● Problem requirements
Repeat the material verbatim. Images are excluded from the copy.
------------------------------------------------------------------------
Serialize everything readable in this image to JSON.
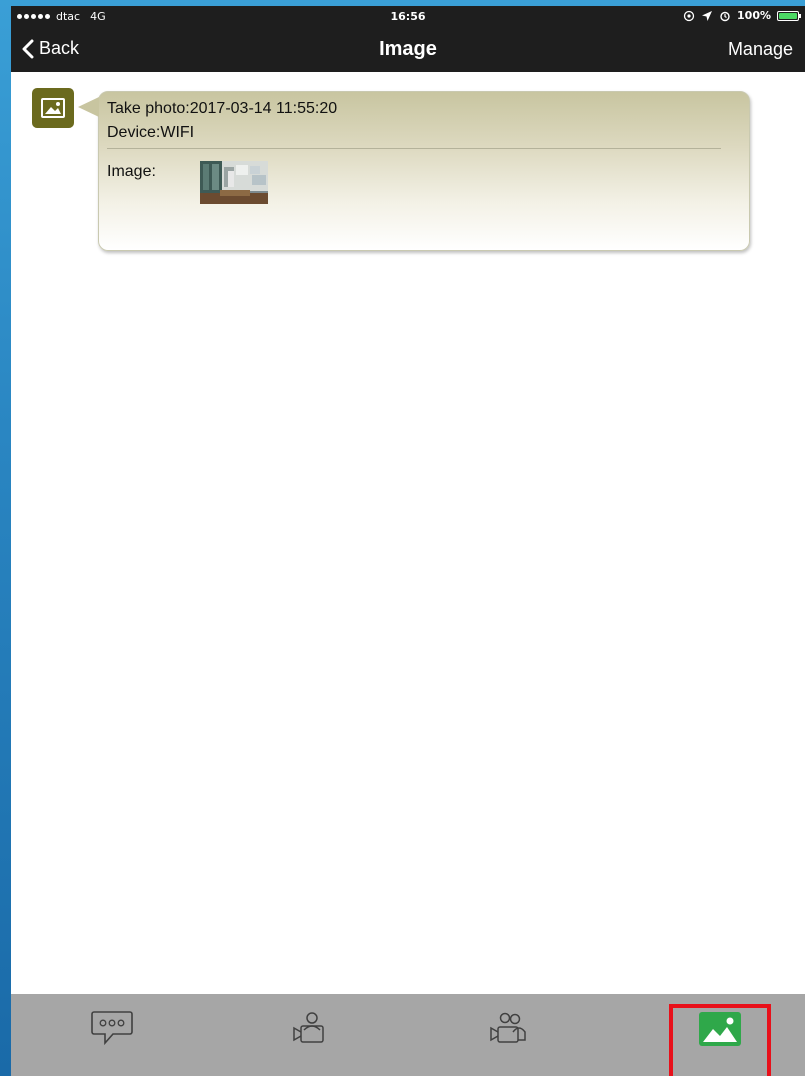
{
  "status_bar": {
    "carrier": "dtac",
    "network": "4G",
    "time": "16:56",
    "battery": "100%",
    "battery_color": "#4cd964"
  },
  "nav": {
    "back_label": "Back",
    "title": "Image",
    "manage_label": "Manage"
  },
  "message": {
    "avatar_icon": "image-icon",
    "avatar_color": "#6b6a1e",
    "take_photo": "Take photo:2017-03-14 11:55:20",
    "device": "Device:WIFI",
    "image_label": "Image:"
  },
  "tabs": [
    {
      "icon": "chat-bubble-icon"
    },
    {
      "icon": "video-camera-person-icon"
    },
    {
      "icon": "video-camera-group-icon"
    },
    {
      "icon": "image-icon",
      "active_color": "#2fa84a",
      "highlight_color": "#e8101a"
    }
  ]
}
------------------------------------------------------------------------
● Solution to this exercise
Serialize everything readable in this image to JSON.
{
  "status_bar": {
    "carrier": "dtac",
    "network": "4G",
    "time": "16:56",
    "battery": "100%",
    "battery_color": "#4cd964"
  },
  "nav": {
    "back_label": "Back",
    "title": "Image",
    "manage_label": "Manage"
  },
  "message": {
    "avatar_icon": "image-icon",
    "avatar_color": "#6b6a1e",
    "take_photo": "Take photo:2017-03-14 11:55:20",
    "device": "Device:WIFI",
    "image_label": "Image:"
  },
  "tabs": [
    {
      "icon": "chat-bubble-icon"
    },
    {
      "icon": "video-camera-person-icon"
    },
    {
      "icon": "video-camera-group-icon"
    },
    {
      "icon": "image-icon",
      "active_color": "#2fa84a",
      "highlight_color": "#e8101a"
    }
  ]
}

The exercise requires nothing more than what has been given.